▼▼▼

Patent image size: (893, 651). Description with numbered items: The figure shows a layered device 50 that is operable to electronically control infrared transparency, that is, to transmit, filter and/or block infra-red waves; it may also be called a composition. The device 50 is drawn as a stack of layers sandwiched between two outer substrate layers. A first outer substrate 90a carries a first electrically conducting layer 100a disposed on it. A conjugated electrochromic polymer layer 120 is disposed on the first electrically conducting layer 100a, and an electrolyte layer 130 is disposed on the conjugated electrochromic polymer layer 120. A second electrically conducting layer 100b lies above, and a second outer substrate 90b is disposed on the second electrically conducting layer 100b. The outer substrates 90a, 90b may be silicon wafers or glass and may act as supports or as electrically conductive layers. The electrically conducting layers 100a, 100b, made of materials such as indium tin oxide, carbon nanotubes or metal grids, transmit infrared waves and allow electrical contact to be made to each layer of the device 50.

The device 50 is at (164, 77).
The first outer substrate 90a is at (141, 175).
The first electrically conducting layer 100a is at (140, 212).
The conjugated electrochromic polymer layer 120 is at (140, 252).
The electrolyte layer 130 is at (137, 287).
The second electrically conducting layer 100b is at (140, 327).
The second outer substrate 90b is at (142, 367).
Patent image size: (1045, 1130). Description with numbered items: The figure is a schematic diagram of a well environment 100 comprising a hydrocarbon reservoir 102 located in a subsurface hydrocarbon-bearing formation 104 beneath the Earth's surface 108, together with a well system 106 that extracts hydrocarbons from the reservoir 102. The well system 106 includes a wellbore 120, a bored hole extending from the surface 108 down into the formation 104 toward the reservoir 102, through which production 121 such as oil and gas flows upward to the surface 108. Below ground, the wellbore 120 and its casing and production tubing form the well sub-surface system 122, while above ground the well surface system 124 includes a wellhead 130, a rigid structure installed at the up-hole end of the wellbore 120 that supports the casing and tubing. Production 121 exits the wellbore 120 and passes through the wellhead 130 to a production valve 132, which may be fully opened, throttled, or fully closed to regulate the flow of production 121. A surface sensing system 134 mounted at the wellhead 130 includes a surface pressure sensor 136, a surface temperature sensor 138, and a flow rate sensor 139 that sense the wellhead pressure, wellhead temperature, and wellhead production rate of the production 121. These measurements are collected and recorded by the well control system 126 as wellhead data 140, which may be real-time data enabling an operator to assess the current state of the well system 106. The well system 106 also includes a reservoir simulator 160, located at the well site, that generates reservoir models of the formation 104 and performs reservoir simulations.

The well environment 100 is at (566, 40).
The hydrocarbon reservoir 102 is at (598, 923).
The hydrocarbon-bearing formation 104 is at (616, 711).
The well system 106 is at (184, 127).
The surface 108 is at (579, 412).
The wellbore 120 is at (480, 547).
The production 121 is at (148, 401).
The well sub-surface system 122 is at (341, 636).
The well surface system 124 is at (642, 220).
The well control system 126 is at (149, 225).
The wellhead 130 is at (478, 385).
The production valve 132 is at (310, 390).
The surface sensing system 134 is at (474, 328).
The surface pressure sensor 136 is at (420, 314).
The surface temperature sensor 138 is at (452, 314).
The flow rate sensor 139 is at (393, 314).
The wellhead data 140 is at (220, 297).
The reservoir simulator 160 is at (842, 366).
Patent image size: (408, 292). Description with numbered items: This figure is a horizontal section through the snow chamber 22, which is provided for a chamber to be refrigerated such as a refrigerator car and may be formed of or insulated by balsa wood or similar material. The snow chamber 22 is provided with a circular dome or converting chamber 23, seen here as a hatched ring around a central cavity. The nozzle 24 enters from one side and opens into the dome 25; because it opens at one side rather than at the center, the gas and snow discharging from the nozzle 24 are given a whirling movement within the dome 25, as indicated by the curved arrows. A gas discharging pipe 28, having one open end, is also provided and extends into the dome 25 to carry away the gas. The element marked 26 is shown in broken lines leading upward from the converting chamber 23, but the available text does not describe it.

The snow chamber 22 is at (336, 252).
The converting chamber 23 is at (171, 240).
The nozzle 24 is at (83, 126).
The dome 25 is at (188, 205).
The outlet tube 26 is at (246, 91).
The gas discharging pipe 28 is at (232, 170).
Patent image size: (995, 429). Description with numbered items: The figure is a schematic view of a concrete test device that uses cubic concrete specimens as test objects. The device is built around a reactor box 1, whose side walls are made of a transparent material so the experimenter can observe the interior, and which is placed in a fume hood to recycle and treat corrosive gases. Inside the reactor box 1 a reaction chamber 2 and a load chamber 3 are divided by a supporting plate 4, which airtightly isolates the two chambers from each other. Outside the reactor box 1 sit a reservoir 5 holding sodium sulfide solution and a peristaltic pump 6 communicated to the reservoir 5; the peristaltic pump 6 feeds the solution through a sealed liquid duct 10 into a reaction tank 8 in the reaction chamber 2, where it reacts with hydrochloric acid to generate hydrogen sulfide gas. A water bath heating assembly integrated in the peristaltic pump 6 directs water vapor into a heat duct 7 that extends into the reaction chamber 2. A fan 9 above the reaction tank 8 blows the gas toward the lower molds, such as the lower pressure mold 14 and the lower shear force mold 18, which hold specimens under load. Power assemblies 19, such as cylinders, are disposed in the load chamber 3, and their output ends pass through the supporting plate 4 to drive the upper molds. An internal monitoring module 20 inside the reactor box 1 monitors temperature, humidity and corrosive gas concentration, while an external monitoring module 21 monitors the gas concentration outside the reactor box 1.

▲▲▲

- Objective
Could you reproduce every line of the data above word for word, with nothing changed?

- Task solution
Patent image size: (893, 651). Description with numbered items: The figure shows a layered device 50 that is operable to electronically control infrared transparency, that is, to transmit, filter and/or block infra-red waves; it may also be called a composition. The device 50 is drawn as a stack of layers sandwiched between two outer substrate layers. A first outer substrate 90a carries a first electrically conducting layer 100a disposed on it. A conjugated electrochromic polymer layer 120 is disposed on the first electrically conducting layer 100a, and an electrolyte layer 130 is disposed on the conjugated electrochromic polymer layer 120. A second electrically conducting layer 100b lies above, and a second outer substrate 90b is disposed on the second electrically conducting layer 100b. The outer substrates 90a, 90b may be silicon wafers or glass and may act as supports or as electrically conductive layers. The electrically conducting layers 100a, 100b, made of materials such as indium tin oxide, carbon nanotubes or metal grids, transmit infrared waves and allow electrical contact to be made to each layer of the device 50.

The device 50 is at (164, 77).
The first outer substrate 90a is at (141, 175).
The first electrically conducting layer 100a is at (140, 212).
The conjugated electrochromic polymer layer 120 is at (140, 252).
The electrolyte layer 130 is at (137, 287).
The second electrically conducting layer 100b is at (140, 327).
The second outer substrate 90b is at (142, 367).
Patent image size: (1045, 1130). Description with numbered items: The figure is a schematic diagram of a well environment 100 comprising a hydrocarbon reservoir 102 located in a subsurface hydrocarbon-bearing formation 104 beneath the Earth's surface 108, together with a well system 106 that extracts hydrocarbons from the reservoir 102. The well system 106 includes a wellbore 120, a bored hole extending from the surface 108 down into the formation 104 toward the reservoir 102, through which production 121 such as oil and gas flows upward to the surface 108. Below ground, the wellbore 120 and its casing and production tubing form the well sub-surface system 122, while above ground the well surface system 124 includes a wellhead 130, a rigid structure installed at the up-hole end of the wellbore 120 that supports the casing and tubing. Production 121 exits the wellbore 120 and passes through the wellhead 130 to a production valve 132, which may be fully opened, throttled, or fully closed to regulate the flow of production 121. A surface sensing system 134 mounted at the wellhead 130 includes a surface pressure sensor 136, a surface temperature sensor 138, and a flow rate sensor 139 that sense the wellhead pressure, wellhead temperature, and wellhead production rate of the production 121. These measurements are collected and recorded by the well control system 126 as wellhead data 140, which may be real-time data enabling an operator to assess the current state of the well system 106. The well system 106 also includes a reservoir simulator 160, located at the well site, that generates reservoir models of the formation 104 and performs reservoir simulations.

The well environment 100 is at (566, 40).
The hydrocarbon reservoir 102 is at (598, 923).
The hydrocarbon-bearing formation 104 is at (616, 711).
The well system 106 is at (184, 127).
The surface 108 is at (579, 412).
The wellbore 120 is at (480, 547).
The production 121 is at (148, 401).
The well sub-surface system 122 is at (341, 636).
The well surface system 124 is at (642, 220).
The well control system 126 is at (149, 225).
The wellhead 130 is at (478, 385).
The production valve 132 is at (310, 390).
The surface sensing system 134 is at (474, 328).
The surface pressure sensor 136 is at (420, 314).
The surface temperature sensor 138 is at (452, 314).
The flow rate sensor 139 is at (393, 314).
The wellhead data 140 is at (220, 297).
The reservoir simulator 160 is at (842, 366).
Patent image size: (408, 292). Description with numbered items: This figure is a horizontal section through the snow chamber 22, which is provided for a chamber to be refrigerated such as a refrigerator car and may be formed of or insulated by balsa wood or similar material. The snow chamber 22 is provided with a circular dome or converting chamber 23, seen here as a hatched ring around a central cavity. The nozzle 24 enters from one side and opens into the dome 25; because it opens at one side rather than at the center, the gas and snow discharging from the nozzle 24 are given a whirling movement within the dome 25, as indicated by the curved arrows. A gas discharging pipe 28, having one open end, is also provided and extends into the dome 25 to carry away the gas. The element marked 26 is shown in broken lines leading upward from the converting chamber 23, but the available text does not describe it.

The snow chamber 22 is at (336, 252).
The converting chamber 23 is at (171, 240).
The nozzle 24 is at (83, 126).
The dome 25 is at (188, 205).
The outlet tube 26 is at (246, 91).
The gas discharging pipe 28 is at (232, 170).
Patent image size: (995, 429). Description with numbered items: The figure is a schematic view of a concrete test device that uses cubic concrete specimens as test objects. The device is built around a reactor box 1, whose side walls are made of a transparent material so the experimenter can observe the interior, and which is placed in a fume hood to recycle and treat corrosive gases. Inside the reactor box 1 a reaction chamber 2 and a load chamber 3 are divided by a supporting plate 4, which airtightly isolates the two chambers from each other. Outside the reactor box 1 sit a reservoir 5 holding sodium sulfide solution and a peristaltic pump 6 communicated to the reservoir 5; the peristaltic pump 6 feeds the solution through a sealed liquid duct 10 into a reaction tank 8 in the reaction chamber 2, where it reacts with hydrochloric acid to generate hydrogen sulfide gas. A water bath heating assembly integrated in the peristaltic pump 6 directs water vapor into a heat duct 7 that extends into the reaction chamber 2. A fan 9 above the reaction tank 8 blows the gas toward the lower molds, such as the lower pressure mold 14 and the lower shear force mold 18, which hold specimens under load. Power assemblies 19, such as cylinders, are disposed in the load chamber 3, and their output ends pass through the supporting plate 4 to drive the upper molds. An internal monitoring module 20 inside the reactor box 1 monitors temperature, humidity and corrosive gas concentration, while an external monitoring module 21 monitors the gas concentration outside the reactor box 1.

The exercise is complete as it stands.